::: EXTRACTED DATA
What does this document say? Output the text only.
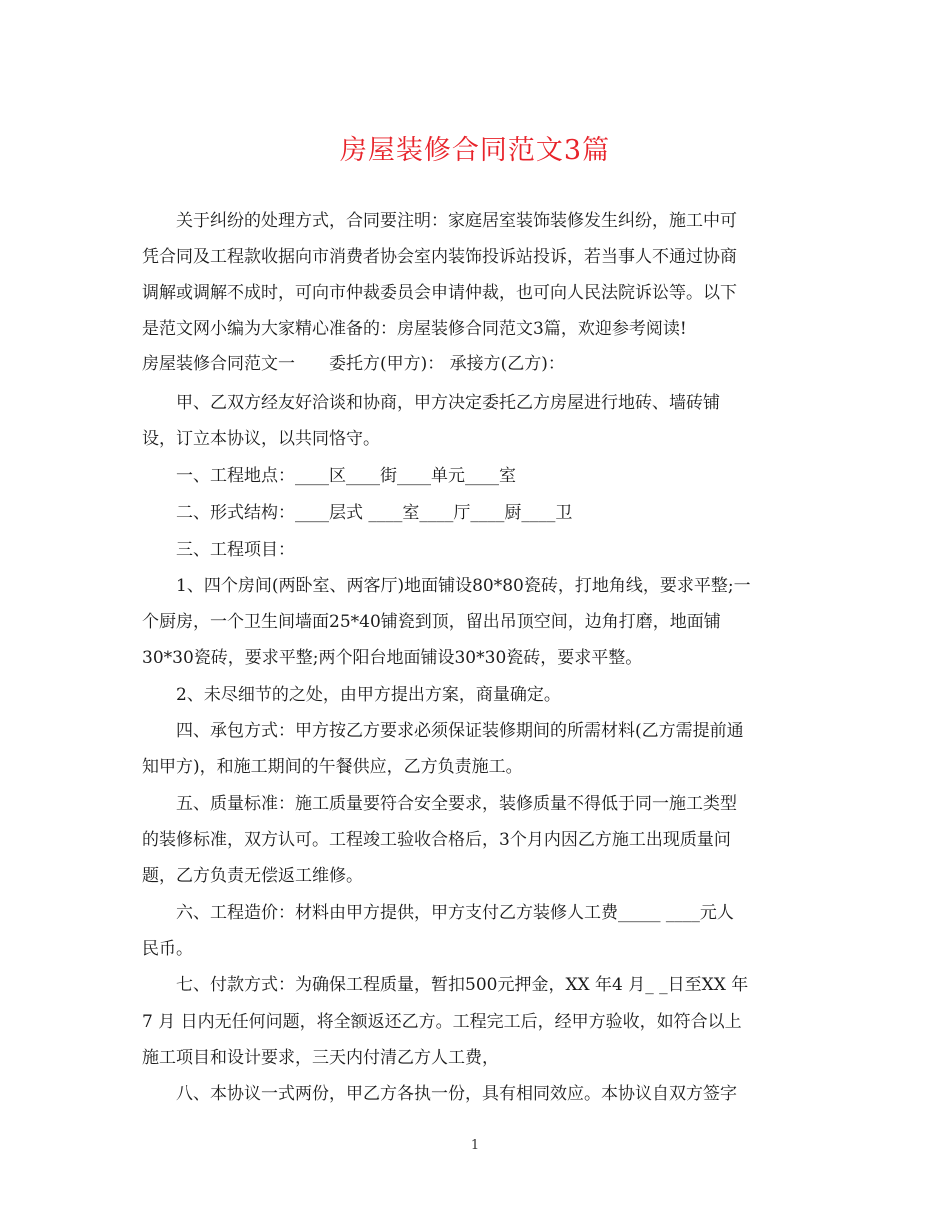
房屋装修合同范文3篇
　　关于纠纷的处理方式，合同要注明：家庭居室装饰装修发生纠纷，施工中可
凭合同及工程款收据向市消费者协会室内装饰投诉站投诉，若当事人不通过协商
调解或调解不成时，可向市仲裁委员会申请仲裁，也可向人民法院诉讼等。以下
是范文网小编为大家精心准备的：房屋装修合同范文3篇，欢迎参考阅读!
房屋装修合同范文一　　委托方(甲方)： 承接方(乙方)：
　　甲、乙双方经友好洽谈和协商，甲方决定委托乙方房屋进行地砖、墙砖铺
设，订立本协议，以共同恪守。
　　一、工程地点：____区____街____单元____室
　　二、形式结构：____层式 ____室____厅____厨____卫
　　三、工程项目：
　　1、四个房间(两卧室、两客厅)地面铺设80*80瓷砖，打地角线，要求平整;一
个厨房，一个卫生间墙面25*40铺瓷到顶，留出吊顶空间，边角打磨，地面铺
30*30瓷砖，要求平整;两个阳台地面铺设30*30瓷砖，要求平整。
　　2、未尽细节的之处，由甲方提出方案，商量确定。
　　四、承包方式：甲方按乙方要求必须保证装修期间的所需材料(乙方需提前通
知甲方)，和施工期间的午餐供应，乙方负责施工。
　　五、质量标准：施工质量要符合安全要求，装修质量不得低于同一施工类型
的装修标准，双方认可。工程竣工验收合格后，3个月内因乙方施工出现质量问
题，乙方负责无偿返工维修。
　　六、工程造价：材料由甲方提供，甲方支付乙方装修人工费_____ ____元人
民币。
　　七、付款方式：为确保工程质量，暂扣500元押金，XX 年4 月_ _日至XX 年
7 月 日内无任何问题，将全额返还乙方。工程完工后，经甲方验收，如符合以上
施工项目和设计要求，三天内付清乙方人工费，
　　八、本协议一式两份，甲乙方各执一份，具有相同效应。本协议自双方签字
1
::::::
::: EXTRACTED DATA
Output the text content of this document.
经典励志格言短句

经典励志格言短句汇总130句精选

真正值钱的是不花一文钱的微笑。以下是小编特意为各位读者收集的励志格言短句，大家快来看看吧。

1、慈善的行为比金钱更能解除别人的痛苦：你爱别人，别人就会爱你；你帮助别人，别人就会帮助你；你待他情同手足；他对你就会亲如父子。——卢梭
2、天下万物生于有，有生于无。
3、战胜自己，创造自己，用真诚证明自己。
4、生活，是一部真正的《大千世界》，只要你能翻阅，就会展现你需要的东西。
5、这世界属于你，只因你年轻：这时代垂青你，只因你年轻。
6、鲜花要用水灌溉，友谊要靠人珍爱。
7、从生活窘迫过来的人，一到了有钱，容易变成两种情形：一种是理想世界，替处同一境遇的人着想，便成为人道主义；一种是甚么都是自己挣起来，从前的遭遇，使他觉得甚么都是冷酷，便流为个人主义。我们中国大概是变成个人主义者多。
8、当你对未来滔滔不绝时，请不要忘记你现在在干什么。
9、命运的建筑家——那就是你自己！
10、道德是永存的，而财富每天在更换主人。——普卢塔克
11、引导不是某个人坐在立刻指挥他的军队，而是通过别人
::::::
EXERCISE OBJECTIVE | Go through the listing above and return every line where the word "this" occurs.

EXERCISE RESULT |
What does this document say? Output the text only.
Output the text content of this document.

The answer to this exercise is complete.